* Begin DATA ENTRIES *

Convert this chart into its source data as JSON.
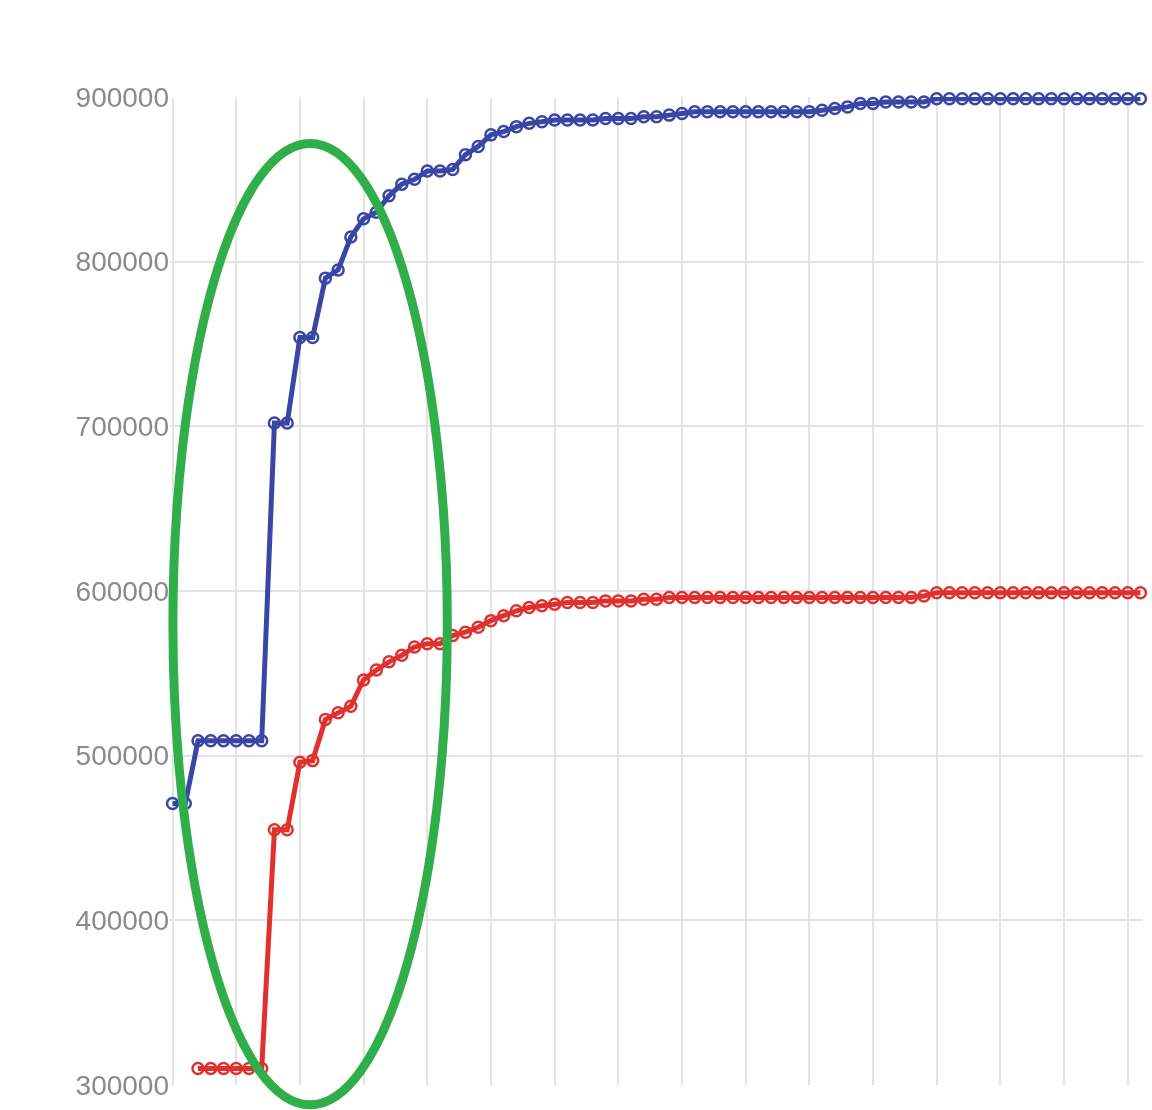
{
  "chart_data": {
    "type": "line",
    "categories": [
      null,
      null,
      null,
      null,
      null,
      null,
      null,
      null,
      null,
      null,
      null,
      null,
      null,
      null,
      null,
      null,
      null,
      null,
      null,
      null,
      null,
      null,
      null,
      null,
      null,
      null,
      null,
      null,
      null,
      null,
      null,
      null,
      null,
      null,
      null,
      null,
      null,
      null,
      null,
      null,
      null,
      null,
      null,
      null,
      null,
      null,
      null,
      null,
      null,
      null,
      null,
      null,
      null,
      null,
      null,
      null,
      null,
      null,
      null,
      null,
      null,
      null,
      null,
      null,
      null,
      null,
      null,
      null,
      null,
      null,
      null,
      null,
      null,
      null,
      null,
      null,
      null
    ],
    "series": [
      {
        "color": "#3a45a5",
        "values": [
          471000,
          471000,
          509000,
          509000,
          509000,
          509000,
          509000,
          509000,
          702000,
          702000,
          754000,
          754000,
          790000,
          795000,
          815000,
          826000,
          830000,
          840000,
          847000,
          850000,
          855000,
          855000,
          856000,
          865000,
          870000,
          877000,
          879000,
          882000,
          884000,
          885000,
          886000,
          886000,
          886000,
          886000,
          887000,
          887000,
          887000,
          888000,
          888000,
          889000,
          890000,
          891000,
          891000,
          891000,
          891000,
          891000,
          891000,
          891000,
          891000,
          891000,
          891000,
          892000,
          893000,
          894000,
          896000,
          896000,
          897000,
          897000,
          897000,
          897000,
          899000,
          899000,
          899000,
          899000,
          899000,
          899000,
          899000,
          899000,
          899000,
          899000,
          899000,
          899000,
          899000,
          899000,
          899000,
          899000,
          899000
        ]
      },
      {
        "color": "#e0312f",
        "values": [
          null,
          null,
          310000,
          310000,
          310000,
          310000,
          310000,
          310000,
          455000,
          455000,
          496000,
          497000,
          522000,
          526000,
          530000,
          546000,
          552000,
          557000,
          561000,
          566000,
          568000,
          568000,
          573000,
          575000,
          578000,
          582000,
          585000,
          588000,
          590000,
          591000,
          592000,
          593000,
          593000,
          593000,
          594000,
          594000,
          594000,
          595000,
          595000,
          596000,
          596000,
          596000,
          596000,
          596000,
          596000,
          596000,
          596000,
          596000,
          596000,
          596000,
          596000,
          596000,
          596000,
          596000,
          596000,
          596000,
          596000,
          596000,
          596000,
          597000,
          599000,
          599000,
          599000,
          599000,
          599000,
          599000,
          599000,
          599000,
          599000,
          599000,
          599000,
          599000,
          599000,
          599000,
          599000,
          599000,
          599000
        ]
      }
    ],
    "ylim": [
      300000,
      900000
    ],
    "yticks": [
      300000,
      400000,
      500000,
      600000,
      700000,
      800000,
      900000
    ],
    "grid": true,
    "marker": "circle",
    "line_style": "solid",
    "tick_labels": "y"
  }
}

* End DATA ENTRIES *

### CHALLENGE:
Repeat the data exactly, without the pictures.

### EXPECTED OUTPUT:
Convert this chart into its source data as JSON.
{
  "chart_data": {
    "type": "line",
    "categories": [
      null,
      null,
      null,
      null,
      null,
      null,
      null,
      null,
      null,
      null,
      null,
      null,
      null,
      null,
      null,
      null,
      null,
      null,
      null,
      null,
      null,
      null,
      null,
      null,
      null,
      null,
      null,
      null,
      null,
      null,
      null,
      null,
      null,
      null,
      null,
      null,
      null,
      null,
      null,
      null,
      null,
      null,
      null,
      null,
      null,
      null,
      null,
      null,
      null,
      null,
      null,
      null,
      null,
      null,
      null,
      null,
      null,
      null,
      null,
      null,
      null,
      null,
      null,
      null,
      null,
      null,
      null,
      null,
      null,
      null,
      null,
      null,
      null,
      null,
      null,
      null,
      null
    ],
    "series": [
      {
        "color": "#3a45a5",
        "values": [
          471000,
          471000,
          509000,
          509000,
          509000,
          509000,
          509000,
          509000,
          702000,
          702000,
          754000,
          754000,
          790000,
          795000,
          815000,
          826000,
          830000,
          840000,
          847000,
          850000,
          855000,
          855000,
          856000,
          865000,
          870000,
          877000,
          879000,
          882000,
          884000,
          885000,
          886000,
          886000,
          886000,
          886000,
          887000,
          887000,
          887000,
          888000,
          888000,
          889000,
          890000,
          891000,
          891000,
          891000,
          891000,
          891000,
          891000,
          891000,
          891000,
          891000,
          891000,
          892000,
          893000,
          894000,
          896000,
          896000,
          897000,
          897000,
          897000,
          897000,
          899000,
          899000,
          899000,
          899000,
          899000,
          899000,
          899000,
          899000,
          899000,
          899000,
          899000,
          899000,
          899000,
          899000,
          899000,
          899000,
          899000
        ]
      },
      {
        "color": "#e0312f",
        "values": [
          null,
          null,
          310000,
          310000,
          310000,
          310000,
          310000,
          310000,
          455000,
          455000,
          496000,
          497000,
          522000,
          526000,
          530000,
          546000,
          552000,
          557000,
          561000,
          566000,
          568000,
          568000,
          573000,
          575000,
          578000,
          582000,
          585000,
          588000,
          590000,
          591000,
          592000,
          593000,
          593000,
          593000,
          594000,
          594000,
          594000,
          595000,
          595000,
          596000,
          596000,
          596000,
          596000,
          596000,
          596000,
          596000,
          596000,
          596000,
          596000,
          596000,
          596000,
          596000,
          596000,
          596000,
          596000,
          596000,
          596000,
          596000,
          596000,
          597000,
          599000,
          599000,
          599000,
          599000,
          599000,
          599000,
          599000,
          599000,
          599000,
          599000,
          599000,
          599000,
          599000,
          599000,
          599000,
          599000,
          599000
        ]
      }
    ],
    "ylim": [
      300000,
      900000
    ],
    "yticks": [
      300000,
      400000,
      500000,
      600000,
      700000,
      800000,
      900000
    ],
    "grid": true,
    "marker": "circle",
    "line_style": "solid",
    "tick_labels": "y"
  }
}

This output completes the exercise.